═══ SUPPLIED PASSAGE
The spider didn't answer. She had fallen asleep. It had been a very, very busy day.
Pero la araña no contestó. Se había dormido. Había sido un día muy ocupada.

6 comments:

pussreboots said...

The translation is quite literal and therefore awkward and clunky in places.

Heather said...

It does look very literal. I have a very elementary understanding of Spanish but it is definitely not well translated.

Here is the Alta Vista Babel Fish translation from the Spanish back to English:

A very early day the wind blew a spider travès of the field. A thin and silky thread was left by its body. The spider arrived at a post of the fence surrounds to the patio of a property… and it began to weave a spiderweb with U.S. silky thread. " Híiiiii! Híiiiii! " the horse whinnied. " You want to take a stroll? " But the spider did not answer. Very it was occupied, weaving his fabric. " Muuu! Muuu! " mujió the cow. " You want to eat grass? " But the spider did not answer. Very it was occupied, weaving his fabric. " Bee! Bee! " the ewe bleated. " You want to run in the meadow? " But the spider did not answer. Very it was occupied, weaving his fabric. " Maa! Maa! " the goat said. " You want to jump on rocks? " But the spider did not answer. Very it was occupied, weaving his fabric. " Oink! Oink! " gruñó the pig. " You want to play in the mud? " But the spider did not answer. Very it was occupied, weaving his fabric. " Wow! Wow! " the dog barked. " You want to hunt to a cat? " But the spider did not answer. Very it was occupied, weaving his fabric. " Miau! Miau! " maulló the cat. " You want to take a siesta? " But the spider did not answer. Very it was occupied, weaving his fabric. " Cuá! Cuá! " jijo the leg. " You want to go to swim? " But the spider did not answer. Very it was occupied, weaving his fabric. " Kikiriki! " the rooster sang. " You want to hunt this so foolish fly? " And it in a while took it to the spider in its spiderweb…! " Uuu? Uuu? " the owl asked. " Who has made this spiderweb so pretty? " But the spider did not answer. One had fallen asleep. It had been a day very occupied.

Heather said...

Oh, that said, I think any translation with the rhythms and pronunciation is going to be better than not doing it at all. Once he is older and is watching dvd's--we often would watch a favorite like Kipper, Blue's Clues, or Bob the Builder in another language (I believe Bob the Builder has French and Kipper has French and Spanish). It is a good way to expose the kids to the sounds--especially since they also watch it in English and know what is going on in the movie.

Disco Dan said...

Hi there. I realize this post is old, but it's new to me and suddenly relevant. My son understands both English and Spanish (currently), and is almost 2 years old. Most of his board books are Spanish or bilingual. His copy of "The Very Busy Spider", is in English. It was a Christmas gift, so I figured I could read it to him in Spanish. So I wrote down what I thought was the best translation , using my knowledge of the language and a dictionary. Later, I ran a search out of curiosity and found your post here. After reading the translation, it's not awful. Plus, using an online translator to translate from one language to another and back again is almost never an accurate way to see if the translation is accurate. I'll check with my dad later (he's a native speaker), but I believe it's pretty accurate with only a few hiccups. Also, the way sentences and phrases are formed in Spanish is different from English, so for example "La araña llegó a un poste de la valla cerca del patio de una finca" reads literally: "The spider arrived at a post of a fence near the backyard of a property", but a native speaker might read "The spider landed on a fence post near the property's backyard." The word "corral" might have been better, as it literally translates "farm yard". In addition, if you look inside the spanish hardcover version, and the board books, some of the words are different, with the boardbook appearing to be more correct (example, gallina vs gallo). Anyway, let me translate (notes in parentheses):

Disco Dan said...
══════
═══ INFORMATION GIVEN
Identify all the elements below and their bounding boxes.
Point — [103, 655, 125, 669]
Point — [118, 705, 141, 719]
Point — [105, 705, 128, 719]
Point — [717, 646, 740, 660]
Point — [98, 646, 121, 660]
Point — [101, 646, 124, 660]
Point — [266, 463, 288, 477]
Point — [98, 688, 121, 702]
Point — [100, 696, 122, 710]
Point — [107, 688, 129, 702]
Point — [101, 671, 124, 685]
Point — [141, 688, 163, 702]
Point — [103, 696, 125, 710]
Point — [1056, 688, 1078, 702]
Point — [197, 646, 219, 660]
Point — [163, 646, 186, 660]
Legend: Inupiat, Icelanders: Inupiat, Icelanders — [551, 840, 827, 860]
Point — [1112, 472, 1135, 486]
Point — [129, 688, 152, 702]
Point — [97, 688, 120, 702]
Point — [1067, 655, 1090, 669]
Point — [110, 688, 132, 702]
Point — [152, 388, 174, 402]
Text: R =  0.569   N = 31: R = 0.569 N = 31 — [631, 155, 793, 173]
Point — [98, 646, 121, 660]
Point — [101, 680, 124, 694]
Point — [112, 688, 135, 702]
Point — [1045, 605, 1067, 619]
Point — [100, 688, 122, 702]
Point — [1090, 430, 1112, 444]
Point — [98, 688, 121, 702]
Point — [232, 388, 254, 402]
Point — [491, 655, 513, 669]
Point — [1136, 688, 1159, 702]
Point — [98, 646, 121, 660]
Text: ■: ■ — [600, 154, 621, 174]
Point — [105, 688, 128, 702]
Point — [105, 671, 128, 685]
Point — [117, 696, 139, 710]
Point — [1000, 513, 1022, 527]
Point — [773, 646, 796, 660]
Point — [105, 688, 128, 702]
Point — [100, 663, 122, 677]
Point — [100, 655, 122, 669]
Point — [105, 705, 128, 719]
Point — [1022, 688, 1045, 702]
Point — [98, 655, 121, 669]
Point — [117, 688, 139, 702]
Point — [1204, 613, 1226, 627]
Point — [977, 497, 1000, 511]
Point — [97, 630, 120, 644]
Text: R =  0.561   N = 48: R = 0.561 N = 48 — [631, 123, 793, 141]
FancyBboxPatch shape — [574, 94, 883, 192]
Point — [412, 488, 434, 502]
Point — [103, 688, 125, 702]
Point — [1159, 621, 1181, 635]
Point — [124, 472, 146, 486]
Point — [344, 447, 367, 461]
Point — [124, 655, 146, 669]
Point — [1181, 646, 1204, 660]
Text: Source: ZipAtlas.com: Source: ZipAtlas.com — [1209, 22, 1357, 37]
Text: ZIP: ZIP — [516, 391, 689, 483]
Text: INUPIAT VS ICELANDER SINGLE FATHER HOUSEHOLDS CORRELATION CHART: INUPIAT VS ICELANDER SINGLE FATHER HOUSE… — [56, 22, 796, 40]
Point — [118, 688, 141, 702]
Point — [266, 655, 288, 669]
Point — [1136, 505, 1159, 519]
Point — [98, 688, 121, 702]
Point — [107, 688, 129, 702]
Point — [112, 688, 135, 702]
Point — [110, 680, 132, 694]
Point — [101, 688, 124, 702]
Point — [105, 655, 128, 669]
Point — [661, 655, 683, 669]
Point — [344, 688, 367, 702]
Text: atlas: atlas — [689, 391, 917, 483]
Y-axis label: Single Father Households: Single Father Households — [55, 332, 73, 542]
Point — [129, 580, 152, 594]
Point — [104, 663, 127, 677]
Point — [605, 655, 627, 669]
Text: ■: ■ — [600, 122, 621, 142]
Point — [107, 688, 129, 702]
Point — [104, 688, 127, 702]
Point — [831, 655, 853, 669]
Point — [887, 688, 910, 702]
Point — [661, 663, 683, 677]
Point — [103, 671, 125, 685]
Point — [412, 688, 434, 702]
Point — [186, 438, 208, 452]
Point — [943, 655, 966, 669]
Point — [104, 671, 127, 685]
══════
# TO BE DONE
Reproduce verbatim the portion of the translation discussion that opens with the words "The spider didn't" and closes with "not well translated.".

# FULL SOLUTION
The spider didn't answer. She had fallen asleep. It had been a very, very busy day.
Pero la araña no contestó. Se había dormido. Había sido un día muy ocupada.

6 comments:

pussreboots said...

The translation is quite literal and therefore awkward and clunky in places.

Heather said...

It does look very literal. I have a very elementary understanding of Spanish but it is definitely not well translated.